# Exercise directions
Only a number is wanted: the count of lines in this listing that contain "ylabel".

Saved entries
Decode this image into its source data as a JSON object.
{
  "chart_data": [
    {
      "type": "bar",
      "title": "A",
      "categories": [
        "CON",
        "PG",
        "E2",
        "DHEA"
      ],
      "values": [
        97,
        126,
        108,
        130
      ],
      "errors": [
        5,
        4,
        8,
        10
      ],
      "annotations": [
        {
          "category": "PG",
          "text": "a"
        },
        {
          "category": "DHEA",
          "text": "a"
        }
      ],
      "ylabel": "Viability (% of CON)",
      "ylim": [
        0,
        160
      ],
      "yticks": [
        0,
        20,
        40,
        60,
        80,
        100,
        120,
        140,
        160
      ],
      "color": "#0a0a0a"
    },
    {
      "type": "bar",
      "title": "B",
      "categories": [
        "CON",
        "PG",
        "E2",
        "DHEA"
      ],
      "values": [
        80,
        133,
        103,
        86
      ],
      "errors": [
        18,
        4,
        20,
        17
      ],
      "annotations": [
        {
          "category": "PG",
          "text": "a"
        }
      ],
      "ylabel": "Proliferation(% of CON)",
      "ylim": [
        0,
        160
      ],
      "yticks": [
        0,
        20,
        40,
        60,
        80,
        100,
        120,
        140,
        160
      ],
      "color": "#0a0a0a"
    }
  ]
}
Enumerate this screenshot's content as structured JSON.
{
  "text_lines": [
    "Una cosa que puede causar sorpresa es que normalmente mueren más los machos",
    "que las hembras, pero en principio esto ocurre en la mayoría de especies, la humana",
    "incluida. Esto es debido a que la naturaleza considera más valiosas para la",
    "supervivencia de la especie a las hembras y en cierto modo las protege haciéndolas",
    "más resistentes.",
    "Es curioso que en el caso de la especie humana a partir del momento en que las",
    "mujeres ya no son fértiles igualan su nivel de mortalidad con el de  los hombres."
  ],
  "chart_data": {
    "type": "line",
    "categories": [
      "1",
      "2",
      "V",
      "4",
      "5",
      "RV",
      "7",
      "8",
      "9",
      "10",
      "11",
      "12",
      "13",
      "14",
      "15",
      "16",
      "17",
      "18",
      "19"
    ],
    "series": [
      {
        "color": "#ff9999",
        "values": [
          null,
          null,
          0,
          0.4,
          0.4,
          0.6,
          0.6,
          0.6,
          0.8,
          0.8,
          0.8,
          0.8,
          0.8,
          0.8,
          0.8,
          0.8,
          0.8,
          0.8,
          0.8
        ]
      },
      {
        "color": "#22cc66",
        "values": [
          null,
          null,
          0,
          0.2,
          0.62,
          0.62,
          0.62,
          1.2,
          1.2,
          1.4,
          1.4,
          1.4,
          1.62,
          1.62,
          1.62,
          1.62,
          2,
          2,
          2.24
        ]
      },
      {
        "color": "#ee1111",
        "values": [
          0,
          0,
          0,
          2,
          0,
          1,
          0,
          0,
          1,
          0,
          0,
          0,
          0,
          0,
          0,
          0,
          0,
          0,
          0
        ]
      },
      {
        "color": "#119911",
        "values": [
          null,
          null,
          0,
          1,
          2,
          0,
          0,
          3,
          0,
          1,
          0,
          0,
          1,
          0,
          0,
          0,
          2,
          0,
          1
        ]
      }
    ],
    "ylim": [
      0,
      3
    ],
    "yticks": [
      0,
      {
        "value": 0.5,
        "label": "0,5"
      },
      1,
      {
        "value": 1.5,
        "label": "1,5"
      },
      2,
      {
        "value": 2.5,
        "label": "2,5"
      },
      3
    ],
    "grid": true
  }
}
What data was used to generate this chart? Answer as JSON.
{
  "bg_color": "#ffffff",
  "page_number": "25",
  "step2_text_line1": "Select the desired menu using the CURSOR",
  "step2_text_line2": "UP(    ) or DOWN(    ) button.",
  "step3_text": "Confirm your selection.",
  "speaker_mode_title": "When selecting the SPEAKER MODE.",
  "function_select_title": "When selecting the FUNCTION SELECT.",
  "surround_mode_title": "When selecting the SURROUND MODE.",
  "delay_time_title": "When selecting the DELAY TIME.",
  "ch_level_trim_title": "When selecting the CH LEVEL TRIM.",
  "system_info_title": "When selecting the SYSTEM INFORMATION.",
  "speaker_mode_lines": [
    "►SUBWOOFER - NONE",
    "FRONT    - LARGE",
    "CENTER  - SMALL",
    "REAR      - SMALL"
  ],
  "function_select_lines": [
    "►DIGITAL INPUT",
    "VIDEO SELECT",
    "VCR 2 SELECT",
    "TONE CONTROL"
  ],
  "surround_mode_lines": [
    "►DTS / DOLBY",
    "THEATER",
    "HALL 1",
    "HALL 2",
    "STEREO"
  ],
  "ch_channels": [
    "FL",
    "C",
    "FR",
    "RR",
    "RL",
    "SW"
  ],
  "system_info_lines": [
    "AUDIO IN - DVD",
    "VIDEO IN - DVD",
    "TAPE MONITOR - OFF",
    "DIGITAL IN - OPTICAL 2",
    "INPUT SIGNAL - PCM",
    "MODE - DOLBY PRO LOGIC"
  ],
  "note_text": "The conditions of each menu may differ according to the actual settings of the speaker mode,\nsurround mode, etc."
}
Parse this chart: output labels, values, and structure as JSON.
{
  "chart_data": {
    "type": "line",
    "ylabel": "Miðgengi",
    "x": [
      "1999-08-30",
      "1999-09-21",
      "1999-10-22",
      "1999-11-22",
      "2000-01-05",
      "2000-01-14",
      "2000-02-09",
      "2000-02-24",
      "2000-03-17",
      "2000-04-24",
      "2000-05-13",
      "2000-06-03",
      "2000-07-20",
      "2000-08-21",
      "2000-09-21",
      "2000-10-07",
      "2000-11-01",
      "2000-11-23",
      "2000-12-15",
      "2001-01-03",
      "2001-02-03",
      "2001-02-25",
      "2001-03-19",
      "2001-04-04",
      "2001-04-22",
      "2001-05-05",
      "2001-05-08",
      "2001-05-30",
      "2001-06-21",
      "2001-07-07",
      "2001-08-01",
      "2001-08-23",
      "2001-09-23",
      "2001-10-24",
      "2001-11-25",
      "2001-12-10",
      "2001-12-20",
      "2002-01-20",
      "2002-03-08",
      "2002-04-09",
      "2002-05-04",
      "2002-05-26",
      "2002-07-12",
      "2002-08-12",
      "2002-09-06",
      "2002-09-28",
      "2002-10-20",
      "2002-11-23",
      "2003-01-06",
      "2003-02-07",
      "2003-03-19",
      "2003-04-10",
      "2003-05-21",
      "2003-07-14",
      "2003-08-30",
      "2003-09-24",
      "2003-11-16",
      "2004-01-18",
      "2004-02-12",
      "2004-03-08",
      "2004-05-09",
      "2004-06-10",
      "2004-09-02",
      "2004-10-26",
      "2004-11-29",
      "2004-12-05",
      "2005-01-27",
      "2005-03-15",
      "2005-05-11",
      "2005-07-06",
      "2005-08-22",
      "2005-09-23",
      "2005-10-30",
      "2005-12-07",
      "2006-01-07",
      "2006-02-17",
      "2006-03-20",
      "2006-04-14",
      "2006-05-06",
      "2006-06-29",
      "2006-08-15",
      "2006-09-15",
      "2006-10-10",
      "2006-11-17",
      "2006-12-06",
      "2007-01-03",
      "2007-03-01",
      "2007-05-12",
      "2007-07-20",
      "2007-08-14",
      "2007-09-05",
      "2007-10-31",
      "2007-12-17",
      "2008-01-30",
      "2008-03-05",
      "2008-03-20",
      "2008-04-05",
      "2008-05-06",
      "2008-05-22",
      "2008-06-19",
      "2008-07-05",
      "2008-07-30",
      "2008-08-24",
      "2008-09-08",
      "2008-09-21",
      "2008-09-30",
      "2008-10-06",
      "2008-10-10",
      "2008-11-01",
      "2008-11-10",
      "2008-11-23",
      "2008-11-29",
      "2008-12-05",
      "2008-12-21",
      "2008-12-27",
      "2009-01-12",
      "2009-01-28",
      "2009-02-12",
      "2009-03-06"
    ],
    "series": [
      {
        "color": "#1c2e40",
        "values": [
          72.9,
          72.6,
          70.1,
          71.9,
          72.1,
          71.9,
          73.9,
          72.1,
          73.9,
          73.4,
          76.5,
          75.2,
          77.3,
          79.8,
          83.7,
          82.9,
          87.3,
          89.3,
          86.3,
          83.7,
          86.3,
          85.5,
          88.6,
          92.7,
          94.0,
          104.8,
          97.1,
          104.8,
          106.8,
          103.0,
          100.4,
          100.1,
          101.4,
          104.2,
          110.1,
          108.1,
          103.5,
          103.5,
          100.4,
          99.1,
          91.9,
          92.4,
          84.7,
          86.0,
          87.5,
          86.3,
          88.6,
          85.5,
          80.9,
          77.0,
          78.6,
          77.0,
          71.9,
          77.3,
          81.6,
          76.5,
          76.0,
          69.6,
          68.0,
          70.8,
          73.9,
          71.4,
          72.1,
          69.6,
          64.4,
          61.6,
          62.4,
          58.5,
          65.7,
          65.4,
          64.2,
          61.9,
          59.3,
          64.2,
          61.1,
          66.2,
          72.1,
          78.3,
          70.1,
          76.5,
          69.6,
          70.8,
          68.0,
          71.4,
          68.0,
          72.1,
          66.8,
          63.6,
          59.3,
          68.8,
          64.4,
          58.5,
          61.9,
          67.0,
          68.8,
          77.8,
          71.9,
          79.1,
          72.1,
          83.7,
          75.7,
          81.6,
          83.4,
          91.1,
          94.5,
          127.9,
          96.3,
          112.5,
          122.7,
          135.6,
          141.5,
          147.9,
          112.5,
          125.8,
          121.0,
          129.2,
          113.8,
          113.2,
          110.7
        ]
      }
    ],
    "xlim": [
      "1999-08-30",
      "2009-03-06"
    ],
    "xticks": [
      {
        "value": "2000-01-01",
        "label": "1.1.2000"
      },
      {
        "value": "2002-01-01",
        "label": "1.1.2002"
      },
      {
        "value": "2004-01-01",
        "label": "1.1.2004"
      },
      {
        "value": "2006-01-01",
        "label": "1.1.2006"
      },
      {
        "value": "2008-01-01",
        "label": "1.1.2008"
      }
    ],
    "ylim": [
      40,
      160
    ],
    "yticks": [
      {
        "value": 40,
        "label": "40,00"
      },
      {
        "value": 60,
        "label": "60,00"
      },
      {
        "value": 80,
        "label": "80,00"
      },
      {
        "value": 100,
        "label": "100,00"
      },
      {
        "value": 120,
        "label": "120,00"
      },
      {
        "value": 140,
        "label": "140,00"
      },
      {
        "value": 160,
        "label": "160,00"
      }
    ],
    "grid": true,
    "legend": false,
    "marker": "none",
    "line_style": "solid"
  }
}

# Solution to this task
3